Task statement: Write the data out again, exactly as given.
--- Begin Data lines ---
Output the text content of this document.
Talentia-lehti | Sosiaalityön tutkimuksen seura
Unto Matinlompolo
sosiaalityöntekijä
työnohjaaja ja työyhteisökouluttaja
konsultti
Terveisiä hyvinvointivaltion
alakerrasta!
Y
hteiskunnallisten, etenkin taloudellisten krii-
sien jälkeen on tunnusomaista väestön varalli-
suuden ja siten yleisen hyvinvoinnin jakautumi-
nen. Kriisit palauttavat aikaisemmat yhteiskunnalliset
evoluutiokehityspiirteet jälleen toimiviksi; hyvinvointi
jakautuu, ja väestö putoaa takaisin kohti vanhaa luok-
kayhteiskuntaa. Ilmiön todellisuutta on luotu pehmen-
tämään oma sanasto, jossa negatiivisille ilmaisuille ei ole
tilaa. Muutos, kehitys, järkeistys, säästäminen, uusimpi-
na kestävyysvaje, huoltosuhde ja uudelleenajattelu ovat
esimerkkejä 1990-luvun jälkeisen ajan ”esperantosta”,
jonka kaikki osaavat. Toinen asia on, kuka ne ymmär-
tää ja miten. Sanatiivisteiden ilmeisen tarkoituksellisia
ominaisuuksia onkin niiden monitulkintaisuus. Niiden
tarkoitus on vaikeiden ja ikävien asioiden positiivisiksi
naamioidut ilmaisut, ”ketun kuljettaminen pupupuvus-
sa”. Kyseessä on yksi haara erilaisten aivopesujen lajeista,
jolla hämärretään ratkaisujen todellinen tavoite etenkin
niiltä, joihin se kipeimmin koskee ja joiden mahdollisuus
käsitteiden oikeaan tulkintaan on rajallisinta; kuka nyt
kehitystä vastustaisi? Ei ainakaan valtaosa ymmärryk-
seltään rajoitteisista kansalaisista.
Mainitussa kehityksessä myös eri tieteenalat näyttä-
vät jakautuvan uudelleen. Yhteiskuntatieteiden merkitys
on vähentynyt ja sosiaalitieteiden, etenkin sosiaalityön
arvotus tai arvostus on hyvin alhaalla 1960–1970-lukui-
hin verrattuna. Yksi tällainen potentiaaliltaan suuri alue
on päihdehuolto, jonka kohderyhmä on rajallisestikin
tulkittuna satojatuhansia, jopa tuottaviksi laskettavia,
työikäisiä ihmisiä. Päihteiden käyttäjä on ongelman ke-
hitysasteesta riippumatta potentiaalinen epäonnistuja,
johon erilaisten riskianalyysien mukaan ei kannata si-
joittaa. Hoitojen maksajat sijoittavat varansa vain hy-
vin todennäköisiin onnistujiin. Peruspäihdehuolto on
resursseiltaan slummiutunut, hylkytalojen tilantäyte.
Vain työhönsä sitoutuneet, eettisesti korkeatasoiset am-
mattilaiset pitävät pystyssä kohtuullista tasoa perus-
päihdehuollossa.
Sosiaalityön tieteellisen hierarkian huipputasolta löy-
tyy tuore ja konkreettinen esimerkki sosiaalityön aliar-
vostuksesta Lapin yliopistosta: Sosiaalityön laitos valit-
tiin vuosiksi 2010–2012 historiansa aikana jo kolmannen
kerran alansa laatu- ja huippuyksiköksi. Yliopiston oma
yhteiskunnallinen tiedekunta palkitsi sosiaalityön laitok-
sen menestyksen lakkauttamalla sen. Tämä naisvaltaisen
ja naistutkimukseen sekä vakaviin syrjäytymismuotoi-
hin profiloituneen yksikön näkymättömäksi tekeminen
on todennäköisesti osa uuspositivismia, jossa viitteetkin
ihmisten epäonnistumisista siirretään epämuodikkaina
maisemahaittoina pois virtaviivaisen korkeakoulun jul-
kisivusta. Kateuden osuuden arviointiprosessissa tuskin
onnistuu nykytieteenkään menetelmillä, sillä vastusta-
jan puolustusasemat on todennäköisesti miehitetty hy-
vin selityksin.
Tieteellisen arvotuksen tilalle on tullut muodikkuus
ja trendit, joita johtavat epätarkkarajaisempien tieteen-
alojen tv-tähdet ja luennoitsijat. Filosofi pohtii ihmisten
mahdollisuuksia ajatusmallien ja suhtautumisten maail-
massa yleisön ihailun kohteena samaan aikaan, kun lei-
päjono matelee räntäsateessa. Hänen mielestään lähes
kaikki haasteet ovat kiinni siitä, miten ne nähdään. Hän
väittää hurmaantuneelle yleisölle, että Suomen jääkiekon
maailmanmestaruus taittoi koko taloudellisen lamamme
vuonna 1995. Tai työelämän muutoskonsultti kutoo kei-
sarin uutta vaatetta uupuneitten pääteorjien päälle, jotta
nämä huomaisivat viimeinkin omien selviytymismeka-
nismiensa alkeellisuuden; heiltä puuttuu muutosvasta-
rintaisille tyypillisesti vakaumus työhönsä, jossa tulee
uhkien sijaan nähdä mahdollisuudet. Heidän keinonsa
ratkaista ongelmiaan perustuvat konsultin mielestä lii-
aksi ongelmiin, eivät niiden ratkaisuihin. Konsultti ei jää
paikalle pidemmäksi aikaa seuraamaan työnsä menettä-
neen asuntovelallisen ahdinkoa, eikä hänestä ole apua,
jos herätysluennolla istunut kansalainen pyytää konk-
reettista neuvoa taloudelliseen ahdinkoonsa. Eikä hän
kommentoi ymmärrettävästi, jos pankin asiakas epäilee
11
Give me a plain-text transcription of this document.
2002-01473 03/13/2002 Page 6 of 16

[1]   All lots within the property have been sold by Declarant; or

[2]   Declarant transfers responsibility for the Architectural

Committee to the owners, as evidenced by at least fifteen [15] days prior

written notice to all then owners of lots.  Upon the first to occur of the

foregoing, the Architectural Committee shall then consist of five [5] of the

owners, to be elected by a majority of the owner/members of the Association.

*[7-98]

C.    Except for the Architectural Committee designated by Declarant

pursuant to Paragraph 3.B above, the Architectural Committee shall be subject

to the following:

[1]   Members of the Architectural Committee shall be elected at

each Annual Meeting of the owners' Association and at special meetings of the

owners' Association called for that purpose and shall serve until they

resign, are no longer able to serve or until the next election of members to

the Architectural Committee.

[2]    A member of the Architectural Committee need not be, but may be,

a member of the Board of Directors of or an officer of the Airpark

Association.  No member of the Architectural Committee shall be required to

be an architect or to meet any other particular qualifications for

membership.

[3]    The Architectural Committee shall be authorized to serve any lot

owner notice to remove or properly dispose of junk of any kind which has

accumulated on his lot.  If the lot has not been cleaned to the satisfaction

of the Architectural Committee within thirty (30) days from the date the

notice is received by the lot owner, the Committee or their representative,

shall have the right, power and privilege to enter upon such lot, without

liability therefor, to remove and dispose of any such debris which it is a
--- End Data lines ---
Result:
Output the text content of this document.
Talentia-lehti | Sosiaalityön tutkimuksen seura
Unto Matinlompolo
sosiaalityöntekijä
työnohjaaja ja työyhteisökouluttaja
konsultti
Terveisiä hyvinvointivaltion
alakerrasta!
Y
hteiskunnallisten, etenkin taloudellisten krii-
sien jälkeen on tunnusomaista väestön varalli-
suuden ja siten yleisen hyvinvoinnin jakautumi-
nen. Kriisit palauttavat aikaisemmat yhteiskunnalliset
evoluutiokehityspiirteet jälleen toimiviksi; hyvinvointi
jakautuu, ja väestö putoaa takaisin kohti vanhaa luok-
kayhteiskuntaa. Ilmiön todellisuutta on luotu pehmen-
tämään oma sanasto, jossa negatiivisille ilmaisuille ei ole
tilaa. Muutos, kehitys, järkeistys, säästäminen, uusimpi-
na kestävyysvaje, huoltosuhde ja uudelleenajattelu ovat
esimerkkejä 1990-luvun jälkeisen ajan ”esperantosta”,
jonka kaikki osaavat. Toinen asia on, kuka ne ymmär-
tää ja miten. Sanatiivisteiden ilmeisen tarkoituksellisia
ominaisuuksia onkin niiden monitulkintaisuus. Niiden
tarkoitus on vaikeiden ja ikävien asioiden positiivisiksi
naamioidut ilmaisut, ”ketun kuljettaminen pupupuvus-
sa”. Kyseessä on yksi haara erilaisten aivopesujen lajeista,
jolla hämärretään ratkaisujen todellinen tavoite etenkin
niiltä, joihin se kipeimmin koskee ja joiden mahdollisuus
käsitteiden oikeaan tulkintaan on rajallisinta; kuka nyt
kehitystä vastustaisi? Ei ainakaan valtaosa ymmärryk-
seltään rajoitteisista kansalaisista.
Mainitussa kehityksessä myös eri tieteenalat näyttä-
vät jakautuvan uudelleen. Yhteiskuntatieteiden merkitys
on vähentynyt ja sosiaalitieteiden, etenkin sosiaalityön
arvotus tai arvostus on hyvin alhaalla 1960–1970-lukui-
hin verrattuna. Yksi tällainen potentiaaliltaan suuri alue
on päihdehuolto, jonka kohderyhmä on rajallisestikin
tulkittuna satojatuhansia, jopa tuottaviksi laskettavia,
työikäisiä ihmisiä. Päihteiden käyttäjä on ongelman ke-
hitysasteesta riippumatta potentiaalinen epäonnistuja,
johon erilaisten riskianalyysien mukaan ei kannata si-
joittaa. Hoitojen maksajat sijoittavat varansa vain hy-
vin todennäköisiin onnistujiin. Peruspäihdehuolto on
resursseiltaan slummiutunut, hylkytalojen tilantäyte.
Vain työhönsä sitoutuneet, eettisesti korkeatasoiset am-
mattilaiset pitävät pystyssä kohtuullista tasoa perus-
päihdehuollossa.
Sosiaalityön tieteellisen hierarkian huipputasolta löy-
tyy tuore ja konkreettinen esimerkki sosiaalityön aliar-
vostuksesta Lapin yliopistosta: Sosiaalityön laitos valit-
tiin vuosiksi 2010–2012 historiansa aikana jo kolmannen
kerran alansa laatu- ja huippuyksiköksi. Yliopiston oma
yhteiskunnallinen tiedekunta palkitsi sosiaalityön laitok-
sen menestyksen lakkauttamalla sen. Tämä naisvaltaisen
ja naistutkimukseen sekä vakaviin syrjäytymismuotoi-
hin profiloituneen yksikön näkymättömäksi tekeminen
on todennäköisesti osa uuspositivismia, jossa viitteetkin
ihmisten epäonnistumisista siirretään epämuodikkaina
maisemahaittoina pois virtaviivaisen korkeakoulun jul-
kisivusta. Kateuden osuuden arviointiprosessissa tuskin
onnistuu nykytieteenkään menetelmillä, sillä vastusta-
jan puolustusasemat on todennäköisesti miehitetty hy-
vin selityksin.
Tieteellisen arvotuksen tilalle on tullut muodikkuus
ja trendit, joita johtavat epätarkkarajaisempien tieteen-
alojen tv-tähdet ja luennoitsijat. Filosofi pohtii ihmisten
mahdollisuuksia ajatusmallien ja suhtautumisten maail-
massa yleisön ihailun kohteena samaan aikaan, kun lei-
päjono matelee räntäsateessa. Hänen mielestään lähes
kaikki haasteet ovat kiinni siitä, miten ne nähdään. Hän
väittää hurmaantuneelle yleisölle, että Suomen jääkiekon
maailmanmestaruus taittoi koko taloudellisen lamamme
vuonna 1995. Tai työelämän muutoskonsultti kutoo kei-
sarin uutta vaatetta uupuneitten pääteorjien päälle, jotta
nämä huomaisivat viimeinkin omien selviytymismeka-
nismiensa alkeellisuuden; heiltä puuttuu muutosvasta-
rintaisille tyypillisesti vakaumus työhönsä, jossa tulee
uhkien sijaan nähdä mahdollisuudet. Heidän keinonsa
ratkaista ongelmiaan perustuvat konsultin mielestä lii-
aksi ongelmiin, eivät niiden ratkaisuihin. Konsultti ei jää
paikalle pidemmäksi aikaa seuraamaan työnsä menettä-
neen asuntovelallisen ahdinkoa, eikä hänestä ole apua,
jos herätysluennolla istunut kansalainen pyytää konk-
reettista neuvoa taloudelliseen ahdinkoonsa. Eikä hän
kommentoi ymmärrettävästi, jos pankin asiakas epäilee
11
Give me a plain-text transcription of this document.
2002-01473 03/13/2002 Page 6 of 16

[1]   All lots within the property have been sold by Declarant; or

[2]   Declarant transfers responsibility for the Architectural

Committee to the owners, as evidenced by at least fifteen [15] days prior

written notice to all then owners of lots.  Upon the first to occur of the

foregoing, the Architectural Committee shall then consist of five [5] of the

owners, to be elected by a majority of the owner/members of the Association.

*[7-98]

C.    Except for the Architectural Committee designated by Declarant

pursuant to Paragraph 3.B above, the Architectural Committee shall be subject

to the following:

[1]   Members of the Architectural Committee shall be elected at

each Annual Meeting of the owners' Association and at special meetings of the

owners' Association called for that purpose and shall serve until they

resign, are no longer able to serve or until the next election of members to

the Architectural Committee.

[2]    A member of the Architectural Committee need not be, but may be,

a member of the Board of Directors of or an officer of the Airpark

Association.  No member of the Architectural Committee shall be required to

be an architect or to meet any other particular qualifications for

membership.

[3]    The Architectural Committee shall be authorized to serve any lot

owner notice to remove or properly dispose of junk of any kind which has

accumulated on his lot.  If the lot has not been cleaned to the satisfaction

of the Architectural Committee within thirty (30) days from the date the

notice is received by the lot owner, the Committee or their representative,

shall have the right, power and privilege to enter upon such lot, without

liability therefor, to remove and dispose of any such debris which it is a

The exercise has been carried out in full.